#### RECORDS TO USE ####
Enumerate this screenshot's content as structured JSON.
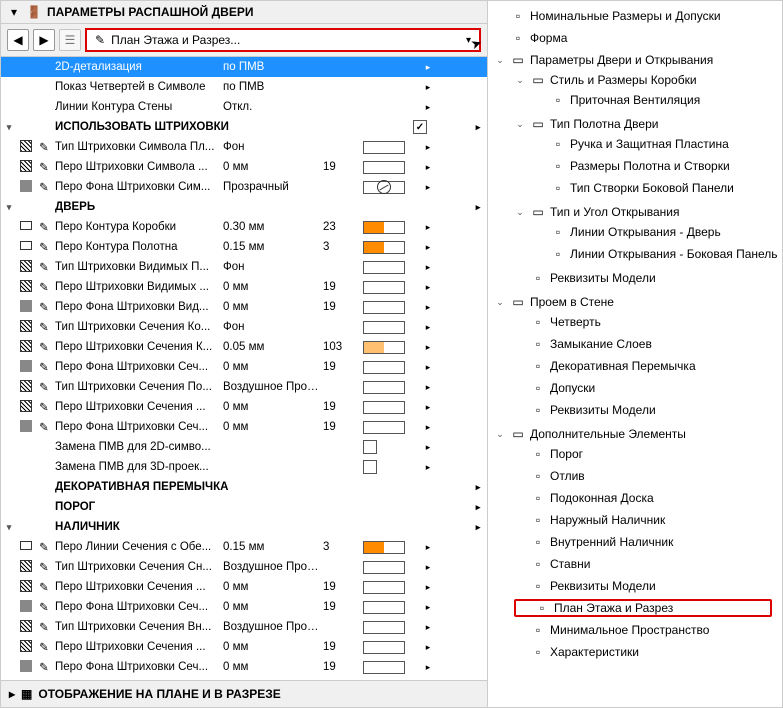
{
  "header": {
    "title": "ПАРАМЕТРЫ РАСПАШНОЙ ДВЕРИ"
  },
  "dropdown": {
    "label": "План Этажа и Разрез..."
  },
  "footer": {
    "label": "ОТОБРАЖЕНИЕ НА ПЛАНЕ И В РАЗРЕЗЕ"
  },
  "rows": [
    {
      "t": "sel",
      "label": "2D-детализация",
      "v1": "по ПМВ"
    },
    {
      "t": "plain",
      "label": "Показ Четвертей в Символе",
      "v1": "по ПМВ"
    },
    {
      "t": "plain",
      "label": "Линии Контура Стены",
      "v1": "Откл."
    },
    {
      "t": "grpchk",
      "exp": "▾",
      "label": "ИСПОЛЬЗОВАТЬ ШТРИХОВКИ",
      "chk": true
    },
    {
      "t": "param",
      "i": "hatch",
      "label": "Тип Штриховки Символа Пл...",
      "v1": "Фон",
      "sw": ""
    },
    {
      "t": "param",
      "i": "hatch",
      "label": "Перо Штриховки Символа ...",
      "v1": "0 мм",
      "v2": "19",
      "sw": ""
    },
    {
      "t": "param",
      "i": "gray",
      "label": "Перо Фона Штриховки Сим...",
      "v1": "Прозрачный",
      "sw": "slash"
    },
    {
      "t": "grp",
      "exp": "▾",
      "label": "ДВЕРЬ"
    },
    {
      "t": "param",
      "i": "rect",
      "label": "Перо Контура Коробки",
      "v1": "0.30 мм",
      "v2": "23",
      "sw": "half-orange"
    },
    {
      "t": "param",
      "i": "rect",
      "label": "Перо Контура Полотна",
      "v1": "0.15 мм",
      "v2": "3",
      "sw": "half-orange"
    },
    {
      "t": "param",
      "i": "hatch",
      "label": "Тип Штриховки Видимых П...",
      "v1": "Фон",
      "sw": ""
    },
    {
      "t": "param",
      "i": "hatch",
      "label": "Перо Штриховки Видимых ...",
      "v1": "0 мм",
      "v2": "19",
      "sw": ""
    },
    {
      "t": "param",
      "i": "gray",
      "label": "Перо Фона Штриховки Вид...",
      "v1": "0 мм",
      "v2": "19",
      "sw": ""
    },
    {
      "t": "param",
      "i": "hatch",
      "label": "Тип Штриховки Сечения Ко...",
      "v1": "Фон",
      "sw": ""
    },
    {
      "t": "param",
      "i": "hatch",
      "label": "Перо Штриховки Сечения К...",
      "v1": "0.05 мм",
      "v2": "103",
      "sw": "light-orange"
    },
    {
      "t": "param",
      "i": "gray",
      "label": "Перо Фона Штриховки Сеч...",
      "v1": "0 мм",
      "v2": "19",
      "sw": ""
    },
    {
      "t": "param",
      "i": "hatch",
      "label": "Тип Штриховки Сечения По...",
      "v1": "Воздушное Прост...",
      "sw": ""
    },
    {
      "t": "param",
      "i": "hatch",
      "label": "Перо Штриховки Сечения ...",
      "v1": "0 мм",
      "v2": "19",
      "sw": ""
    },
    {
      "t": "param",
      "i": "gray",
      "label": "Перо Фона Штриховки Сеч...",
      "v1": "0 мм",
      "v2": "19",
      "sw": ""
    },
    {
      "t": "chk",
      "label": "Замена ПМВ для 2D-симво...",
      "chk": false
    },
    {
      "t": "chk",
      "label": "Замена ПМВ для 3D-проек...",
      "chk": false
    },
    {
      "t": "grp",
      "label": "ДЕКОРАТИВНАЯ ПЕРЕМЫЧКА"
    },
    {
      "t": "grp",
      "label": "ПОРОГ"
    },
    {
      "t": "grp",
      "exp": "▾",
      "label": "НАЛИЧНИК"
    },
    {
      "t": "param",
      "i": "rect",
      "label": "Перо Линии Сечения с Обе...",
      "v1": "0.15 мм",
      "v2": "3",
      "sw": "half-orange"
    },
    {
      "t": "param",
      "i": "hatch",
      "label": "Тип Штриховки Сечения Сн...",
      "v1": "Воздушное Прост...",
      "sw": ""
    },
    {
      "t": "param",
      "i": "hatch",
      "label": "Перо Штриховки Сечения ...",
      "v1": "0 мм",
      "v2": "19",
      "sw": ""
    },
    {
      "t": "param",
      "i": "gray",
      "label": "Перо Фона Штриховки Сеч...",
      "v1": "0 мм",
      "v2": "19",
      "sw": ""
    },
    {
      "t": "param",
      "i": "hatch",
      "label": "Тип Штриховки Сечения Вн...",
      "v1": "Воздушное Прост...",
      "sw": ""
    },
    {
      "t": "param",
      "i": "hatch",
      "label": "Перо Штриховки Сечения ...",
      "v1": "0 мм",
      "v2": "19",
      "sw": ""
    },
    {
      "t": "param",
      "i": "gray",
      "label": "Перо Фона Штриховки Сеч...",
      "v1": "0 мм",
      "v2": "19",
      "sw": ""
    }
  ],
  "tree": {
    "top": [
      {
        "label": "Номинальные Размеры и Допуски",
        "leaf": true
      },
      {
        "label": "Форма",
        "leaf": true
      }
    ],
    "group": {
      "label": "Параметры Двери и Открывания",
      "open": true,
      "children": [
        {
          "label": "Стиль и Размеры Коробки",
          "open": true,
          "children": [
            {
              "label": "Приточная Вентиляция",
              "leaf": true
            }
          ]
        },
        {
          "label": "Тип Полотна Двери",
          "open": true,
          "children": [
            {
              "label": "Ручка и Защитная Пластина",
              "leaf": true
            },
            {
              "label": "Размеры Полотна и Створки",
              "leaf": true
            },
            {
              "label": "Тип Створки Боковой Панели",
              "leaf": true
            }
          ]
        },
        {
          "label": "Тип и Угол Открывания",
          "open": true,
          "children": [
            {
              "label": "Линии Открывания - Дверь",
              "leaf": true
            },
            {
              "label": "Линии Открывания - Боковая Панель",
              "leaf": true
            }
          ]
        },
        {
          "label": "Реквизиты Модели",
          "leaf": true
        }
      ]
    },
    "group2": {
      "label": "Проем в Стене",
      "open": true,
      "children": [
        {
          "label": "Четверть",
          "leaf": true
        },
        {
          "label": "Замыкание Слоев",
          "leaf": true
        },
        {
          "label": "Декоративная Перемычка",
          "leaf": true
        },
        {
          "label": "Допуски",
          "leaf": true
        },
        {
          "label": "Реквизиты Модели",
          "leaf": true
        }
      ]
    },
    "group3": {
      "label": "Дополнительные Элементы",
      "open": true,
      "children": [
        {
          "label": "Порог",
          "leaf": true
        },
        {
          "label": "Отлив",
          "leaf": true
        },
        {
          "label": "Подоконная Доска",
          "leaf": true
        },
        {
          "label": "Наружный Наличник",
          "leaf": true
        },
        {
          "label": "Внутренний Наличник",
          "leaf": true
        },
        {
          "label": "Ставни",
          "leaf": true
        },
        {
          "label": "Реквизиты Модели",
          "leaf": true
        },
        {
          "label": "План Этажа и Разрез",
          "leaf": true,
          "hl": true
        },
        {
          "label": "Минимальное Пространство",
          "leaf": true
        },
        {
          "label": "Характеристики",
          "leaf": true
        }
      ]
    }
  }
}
####
### WHAT IS ASKED
Images must not appear in the copy; reproduce everything else in the records verbatim.

### FULL SOLUTION
Enumerate this screenshot's content as structured JSON.
{
  "header": {
    "title": "ПАРАМЕТРЫ РАСПАШНОЙ ДВЕРИ"
  },
  "dropdown": {
    "label": "План Этажа и Разрез..."
  },
  "footer": {
    "label": "ОТОБРАЖЕНИЕ НА ПЛАНЕ И В РАЗРЕЗЕ"
  },
  "rows": [
    {
      "t": "sel",
      "label": "2D-детализация",
      "v1": "по ПМВ"
    },
    {
      "t": "plain",
      "label": "Показ Четвертей в Символе",
      "v1": "по ПМВ"
    },
    {
      "t": "plain",
      "label": "Линии Контура Стены",
      "v1": "Откл."
    },
    {
      "t": "grpchk",
      "exp": "▾",
      "label": "ИСПОЛЬЗОВАТЬ ШТРИХОВКИ",
      "chk": true
    },
    {
      "t": "param",
      "i": "hatch",
      "label": "Тип Штриховки Символа Пл...",
      "v1": "Фон",
      "sw": ""
    },
    {
      "t": "param",
      "i": "hatch",
      "label": "Перо Штриховки Символа ...",
      "v1": "0 мм",
      "v2": "19",
      "sw": ""
    },
    {
      "t": "param",
      "i": "gray",
      "label": "Перо Фона Штриховки Сим...",
      "v1": "Прозрачный",
      "sw": "slash"
    },
    {
      "t": "grp",
      "exp": "▾",
      "label": "ДВЕРЬ"
    },
    {
      "t": "param",
      "i": "rect",
      "label": "Перо Контура Коробки",
      "v1": "0.30 мм",
      "v2": "23",
      "sw": "half-orange"
    },
    {
      "t": "param",
      "i": "rect",
      "label": "Перо Контура Полотна",
      "v1": "0.15 мм",
      "v2": "3",
      "sw": "half-orange"
    },
    {
      "t": "param",
      "i": "hatch",
      "label": "Тип Штриховки Видимых П...",
      "v1": "Фон",
      "sw": ""
    },
    {
      "t": "param",
      "i": "hatch",
      "label": "Перо Штриховки Видимых ...",
      "v1": "0 мм",
      "v2": "19",
      "sw": ""
    },
    {
      "t": "param",
      "i": "gray",
      "label": "Перо Фона Штриховки Вид...",
      "v1": "0 мм",
      "v2": "19",
      "sw": ""
    },
    {
      "t": "param",
      "i": "hatch",
      "label": "Тип Штриховки Сечения Ко...",
      "v1": "Фон",
      "sw": ""
    },
    {
      "t": "param",
      "i": "hatch",
      "label": "Перо Штриховки Сечения К...",
      "v1": "0.05 мм",
      "v2": "103",
      "sw": "light-orange"
    },
    {
      "t": "param",
      "i": "gray",
      "label": "Перо Фона Штриховки Сеч...",
      "v1": "0 мм",
      "v2": "19",
      "sw": ""
    },
    {
      "t": "param",
      "i": "hatch",
      "label": "Тип Штриховки Сечения По...",
      "v1": "Воздушное Прост...",
      "sw": ""
    },
    {
      "t": "param",
      "i": "hatch",
      "label": "Перо Штриховки Сечения ...",
      "v1": "0 мм",
      "v2": "19",
      "sw": ""
    },
    {
      "t": "param",
      "i": "gray",
      "label": "Перо Фона Штриховки Сеч...",
      "v1": "0 мм",
      "v2": "19",
      "sw": ""
    },
    {
      "t": "chk",
      "label": "Замена ПМВ для 2D-симво...",
      "chk": false
    },
    {
      "t": "chk",
      "label": "Замена ПМВ для 3D-проек...",
      "chk": false
    },
    {
      "t": "grp",
      "label": "ДЕКОРАТИВНАЯ ПЕРЕМЫЧКА"
    },
    {
      "t": "grp",
      "label": "ПОРОГ"
    },
    {
      "t": "grp",
      "exp": "▾",
      "label": "НАЛИЧНИК"
    },
    {
      "t": "param",
      "i": "rect",
      "label": "Перо Линии Сечения с Обе...",
      "v1": "0.15 мм",
      "v2": "3",
      "sw": "half-orange"
    },
    {
      "t": "param",
      "i": "hatch",
      "label": "Тип Штриховки Сечения Сн...",
      "v1": "Воздушное Прост...",
      "sw": ""
    },
    {
      "t": "param",
      "i": "hatch",
      "label": "Перо Штриховки Сечения ...",
      "v1": "0 мм",
      "v2": "19",
      "sw": ""
    },
    {
      "t": "param",
      "i": "gray",
      "label": "Перо Фона Штриховки Сеч...",
      "v1": "0 мм",
      "v2": "19",
      "sw": ""
    },
    {
      "t": "param",
      "i": "hatch",
      "label": "Тип Штриховки Сечения Вн...",
      "v1": "Воздушное Прост...",
      "sw": ""
    },
    {
      "t": "param",
      "i": "hatch",
      "label": "Перо Штриховки Сечения ...",
      "v1": "0 мм",
      "v2": "19",
      "sw": ""
    },
    {
      "t": "param",
      "i": "gray",
      "label": "Перо Фона Штриховки Сеч...",
      "v1": "0 мм",
      "v2": "19",
      "sw": ""
    }
  ],
  "tree": {
    "top": [
      {
        "label": "Номинальные Размеры и Допуски",
        "leaf": true
      },
      {
        "label": "Форма",
        "leaf": true
      }
    ],
    "group": {
      "label": "Параметры Двери и Открывания",
      "open": true,
      "children": [
        {
          "label": "Стиль и Размеры Коробки",
          "open": true,
          "children": [
            {
              "label": "Приточная Вентиляция",
              "leaf": true
            }
          ]
        },
        {
          "label": "Тип Полотна Двери",
          "open": true,
          "children": [
            {
              "label": "Ручка и Защитная Пластина",
              "leaf": true
            },
            {
              "label": "Размеры Полотна и Створки",
              "leaf": true
            },
            {
              "label": "Тип Створки Боковой Панели",
              "leaf": true
            }
          ]
        },
        {
          "label": "Тип и Угол Открывания",
          "open": true,
          "children": [
            {
              "label": "Линии Открывания - Дверь",
              "leaf": true
            },
            {
              "label": "Линии Открывания - Боковая Панель",
              "leaf": true
            }
          ]
        },
        {
          "label": "Реквизиты Модели",
          "leaf": true
        }
      ]
    },
    "group2": {
      "label": "Проем в Стене",
      "open": true,
      "children": [
        {
          "label": "Четверть",
          "leaf": true
        },
        {
          "label": "Замыкание Слоев",
          "leaf": true
        },
        {
          "label": "Декоративная Перемычка",
          "leaf": true
        },
        {
          "label": "Допуски",
          "leaf": true
        },
        {
          "label": "Реквизиты Модели",
          "leaf": true
        }
      ]
    },
    "group3": {
      "label": "Дополнительные Элементы",
      "open": true,
      "children": [
        {
          "label": "Порог",
          "leaf": true
        },
        {
          "label": "Отлив",
          "leaf": true
        },
        {
          "label": "Подоконная Доска",
          "leaf": true
        },
        {
          "label": "Наружный Наличник",
          "leaf": true
        },
        {
          "label": "Внутренний Наличник",
          "leaf": true
        },
        {
          "label": "Ставни",
          "leaf": true
        },
        {
          "label": "Реквизиты Модели",
          "leaf": true
        },
        {
          "label": "План Этажа и Разрез",
          "leaf": true,
          "hl": true
        },
        {
          "label": "Минимальное Пространство",
          "leaf": true
        },
        {
          "label": "Характеристики",
          "leaf": true
        }
      ]
    }
  }
}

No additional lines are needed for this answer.